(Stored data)
--- BEGIN ---
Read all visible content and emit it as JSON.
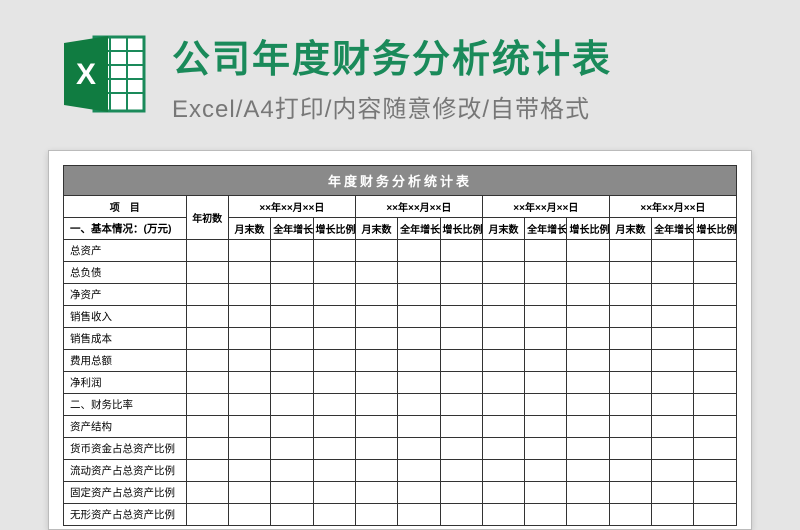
{
  "header": {
    "title": "公司年度财务分析统计表",
    "subtitle": "Excel/A4打印/内容随意修改/自带格式",
    "icon_name": "excel-icon"
  },
  "table": {
    "title": "年度财务分析统计表",
    "header": {
      "project": "项　目",
      "year_start": "年初数",
      "period_label": "××年××月××日",
      "sub": {
        "month_end": "月末数",
        "year_inc": "全年增长额",
        "growth_ratio": "增长比例"
      }
    },
    "rows": [
      "一、基本情况：(万元)",
      "总资产",
      "总负债",
      "净资产",
      "销售收入",
      "销售成本",
      "费用总额",
      "净利润",
      "二、财务比率",
      "资产结构",
      "货币资金占总资产比例",
      "流动资产占总资产比例",
      "固定资产占总资产比例",
      "无形资产占总资产比例"
    ]
  }
}
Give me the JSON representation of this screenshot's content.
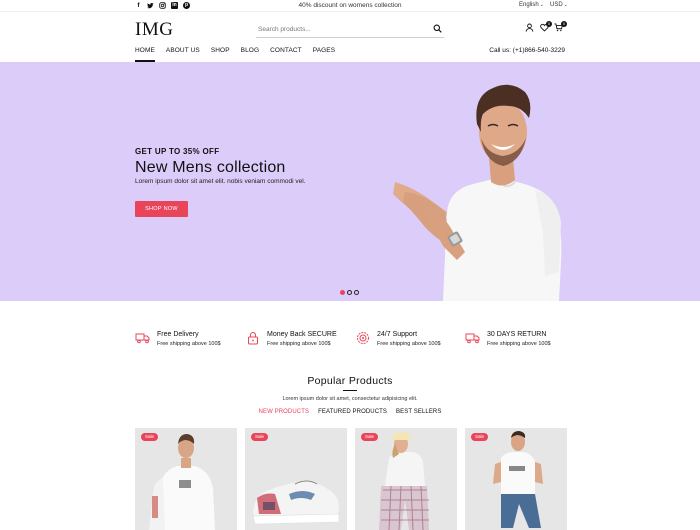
{
  "topbar": {
    "socials": [
      "f",
      "t",
      "ig",
      "in",
      "p"
    ],
    "promo": "40% discount on womens collection",
    "language": "English",
    "currency": "USD"
  },
  "header": {
    "logo": "IMG",
    "search_placeholder": "Search products...",
    "wishlist_count": "0",
    "cart_count": "0"
  },
  "nav": {
    "items": [
      "HOME",
      "ABOUT US",
      "SHOP",
      "BLOG",
      "CONTACT",
      "PAGES"
    ],
    "call_us": "Call us: (+1)866-540-3229"
  },
  "hero": {
    "subtitle": "GET UP TO 35% OFF",
    "title": "New Mens collection",
    "text": "Lorem ipsum dolor sit amet elit. nobis veniam commodi vel.",
    "button": "SHOP NOW",
    "background_color": "#dcccfa",
    "slides": 3,
    "active_slide": 1
  },
  "features": [
    {
      "icon": "truck-icon",
      "title": "Free Delivery",
      "subtitle": "Free shipping above 100$"
    },
    {
      "icon": "lock-icon",
      "title": "Money Back SECURE",
      "subtitle": "Free shipping above 100$"
    },
    {
      "icon": "support-icon",
      "title": "24/7 Support",
      "subtitle": "Free shipping above 100$"
    },
    {
      "icon": "truck-icon",
      "title": "30 DAYS RETURN",
      "subtitle": "Free shipping above 100$"
    }
  ],
  "popular": {
    "title": "Popular Products",
    "subtitle": "Lorem ipsum dolor sit amet, consectetur adipisicing elit.",
    "tabs": [
      "NEW PRODUCTS",
      "FEATURED PRODUCTS",
      "BEST SELLERS"
    ],
    "active_tab": 0
  },
  "products": [
    {
      "badge": "Sale"
    },
    {
      "badge": "Sale"
    },
    {
      "badge": "Sale"
    },
    {
      "badge": "Sale"
    }
  ],
  "colors": {
    "accent": "#e9455a",
    "hero_bg": "#dcccfa"
  }
}
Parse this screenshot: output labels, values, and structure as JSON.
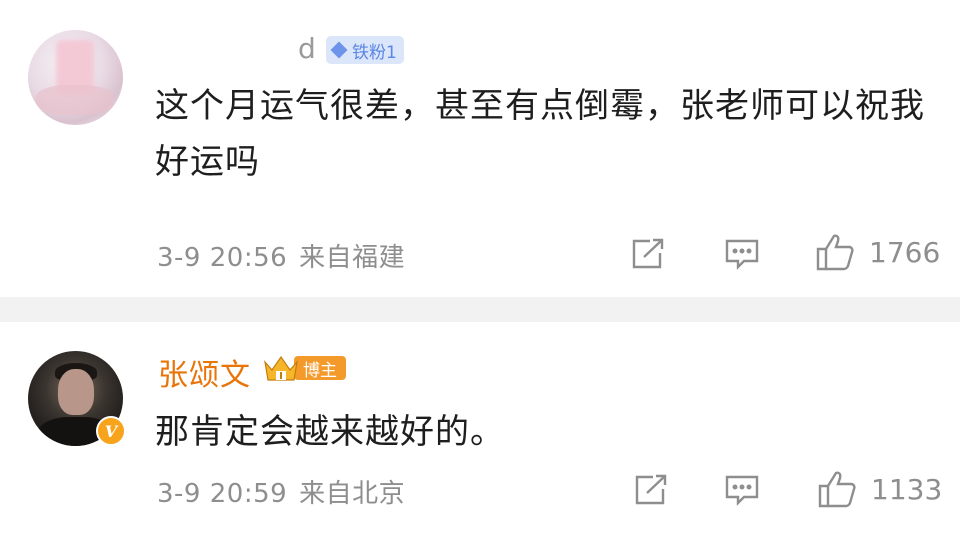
{
  "comments": [
    {
      "username_visible": "d",
      "badge": "铁粉1",
      "text": "这个月运气很差，甚至有点倒霉，张老师可以祝我好运吗",
      "date": "3-9 20:56",
      "location": "来自福建",
      "likes": "1766"
    },
    {
      "username_visible": "张颂文",
      "badge": "博主",
      "verified_mark": "V",
      "text": "那肯定会越来越好的。",
      "date": "3-9 20:59",
      "location": "来自北京",
      "likes": "1133"
    }
  ],
  "colors": {
    "author_name": "#e8740a",
    "blogger_badge": "#f39a2b",
    "fan_badge_bg": "#dbe6fb",
    "fan_badge_text": "#5b86e5",
    "meta_text": "#8e8e8e",
    "separator": "#f2f2f2"
  },
  "icons": [
    "share-icon",
    "comment-icon",
    "like-icon",
    "crown-icon",
    "diamond-icon"
  ]
}
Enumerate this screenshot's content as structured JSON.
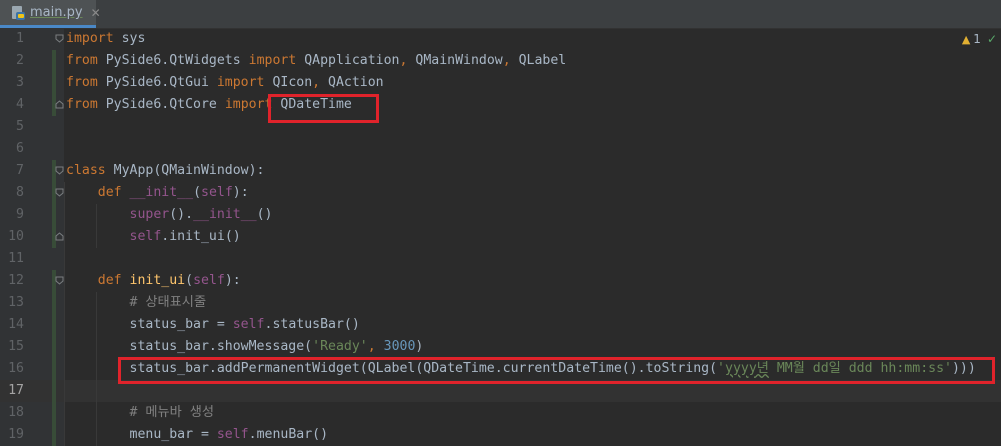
{
  "tab": {
    "title": "main.py",
    "close_glyph": "✕",
    "icon": "python-file-icon"
  },
  "inspections": {
    "warning_count": "1",
    "warning_glyph": "▲",
    "ok_glyph": "✓"
  },
  "lines": [
    {
      "num": "1",
      "tokens": [
        {
          "t": "import",
          "c": "kw"
        },
        {
          "t": " sys",
          "c": "plain"
        }
      ]
    },
    {
      "num": "2",
      "tokens": [
        {
          "t": "from",
          "c": "kw"
        },
        {
          "t": " PySide6.QtWidgets ",
          "c": "plain"
        },
        {
          "t": "import",
          "c": "kw"
        },
        {
          "t": " QApplication",
          "c": "plain"
        },
        {
          "t": ",",
          "c": "kw"
        },
        {
          "t": " QMainWindow",
          "c": "plain"
        },
        {
          "t": ",",
          "c": "kw"
        },
        {
          "t": " QLabel",
          "c": "plain"
        }
      ]
    },
    {
      "num": "3",
      "tokens": [
        {
          "t": "from",
          "c": "kw"
        },
        {
          "t": " PySide6.QtGui ",
          "c": "plain"
        },
        {
          "t": "import",
          "c": "kw"
        },
        {
          "t": " QIcon",
          "c": "plain"
        },
        {
          "t": ",",
          "c": "kw"
        },
        {
          "t": " QAction",
          "c": "plain"
        }
      ]
    },
    {
      "num": "4",
      "tokens": [
        {
          "t": "from",
          "c": "kw"
        },
        {
          "t": " PySide6.QtCore ",
          "c": "plain"
        },
        {
          "t": "import",
          "c": "kw"
        },
        {
          "t": " QDateTime",
          "c": "plain"
        }
      ]
    },
    {
      "num": "5",
      "tokens": []
    },
    {
      "num": "6",
      "tokens": []
    },
    {
      "num": "7",
      "tokens": [
        {
          "t": "class",
          "c": "kw"
        },
        {
          "t": " MyApp(QMainWindow):",
          "c": "plain"
        }
      ]
    },
    {
      "num": "8",
      "tokens": [
        {
          "t": "    ",
          "c": "plain"
        },
        {
          "t": "def",
          "c": "kw"
        },
        {
          "t": " ",
          "c": "plain"
        },
        {
          "t": "__init__",
          "c": "self"
        },
        {
          "t": "(",
          "c": "plain"
        },
        {
          "t": "self",
          "c": "self"
        },
        {
          "t": "):",
          "c": "plain"
        }
      ]
    },
    {
      "num": "9",
      "tokens": [
        {
          "t": "        ",
          "c": "plain"
        },
        {
          "t": "super",
          "c": "self"
        },
        {
          "t": "().",
          "c": "plain"
        },
        {
          "t": "__init__",
          "c": "self"
        },
        {
          "t": "()",
          "c": "plain"
        }
      ]
    },
    {
      "num": "10",
      "tokens": [
        {
          "t": "        ",
          "c": "plain"
        },
        {
          "t": "self",
          "c": "self"
        },
        {
          "t": ".init_ui()",
          "c": "plain"
        }
      ]
    },
    {
      "num": "11",
      "tokens": []
    },
    {
      "num": "12",
      "tokens": [
        {
          "t": "    ",
          "c": "plain"
        },
        {
          "t": "def",
          "c": "kw"
        },
        {
          "t": " ",
          "c": "plain"
        },
        {
          "t": "init_ui",
          "c": "fn"
        },
        {
          "t": "(",
          "c": "plain"
        },
        {
          "t": "self",
          "c": "self"
        },
        {
          "t": "):",
          "c": "plain"
        }
      ]
    },
    {
      "num": "13",
      "tokens": [
        {
          "t": "        ",
          "c": "plain"
        },
        {
          "t": "# 상태표시줄",
          "c": "cmt"
        }
      ]
    },
    {
      "num": "14",
      "tokens": [
        {
          "t": "        status_bar = ",
          "c": "plain"
        },
        {
          "t": "self",
          "c": "self"
        },
        {
          "t": ".statusBar()",
          "c": "plain"
        }
      ]
    },
    {
      "num": "15",
      "tokens": [
        {
          "t": "        status_bar.showMessage(",
          "c": "plain"
        },
        {
          "t": "'Ready'",
          "c": "str"
        },
        {
          "t": ",",
          "c": "kw"
        },
        {
          "t": " ",
          "c": "plain"
        },
        {
          "t": "3000",
          "c": "num"
        },
        {
          "t": ")",
          "c": "plain"
        }
      ]
    },
    {
      "num": "16",
      "tokens": [
        {
          "t": "        status_bar.addPermanentWidget(QLabel(QDateTime.currentDateTime().toString(",
          "c": "plain"
        },
        {
          "t": "'",
          "c": "str"
        },
        {
          "t": "yyyy년",
          "c": "str squig"
        },
        {
          "t": " MM월 dd일 ddd hh:mm:ss'",
          "c": "str"
        },
        {
          "t": ")))",
          "c": "plain"
        }
      ]
    },
    {
      "num": "17",
      "tokens": [],
      "current": true
    },
    {
      "num": "18",
      "tokens": [
        {
          "t": "        ",
          "c": "plain"
        },
        {
          "t": "# 메뉴바 생성",
          "c": "cmt"
        }
      ]
    },
    {
      "num": "19",
      "tokens": [
        {
          "t": "        menu_bar = ",
          "c": "plain"
        },
        {
          "t": "self",
          "c": "self"
        },
        {
          "t": ".menuBar()",
          "c": "plain"
        }
      ]
    }
  ]
}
--- END ---
__INSTRUCTIONS FOR THE TASK__. Out of the preceding entries, pull every line containing the string "JSON".

__EXERCISE SOLUTION__.
Read all visible content and emit it as JSON.
Give me the JSON representation of this screenshot's content.
Parse this screenshot: output labels, values, and structure as JSON.
Enumerate this screenshot's content as structured JSON.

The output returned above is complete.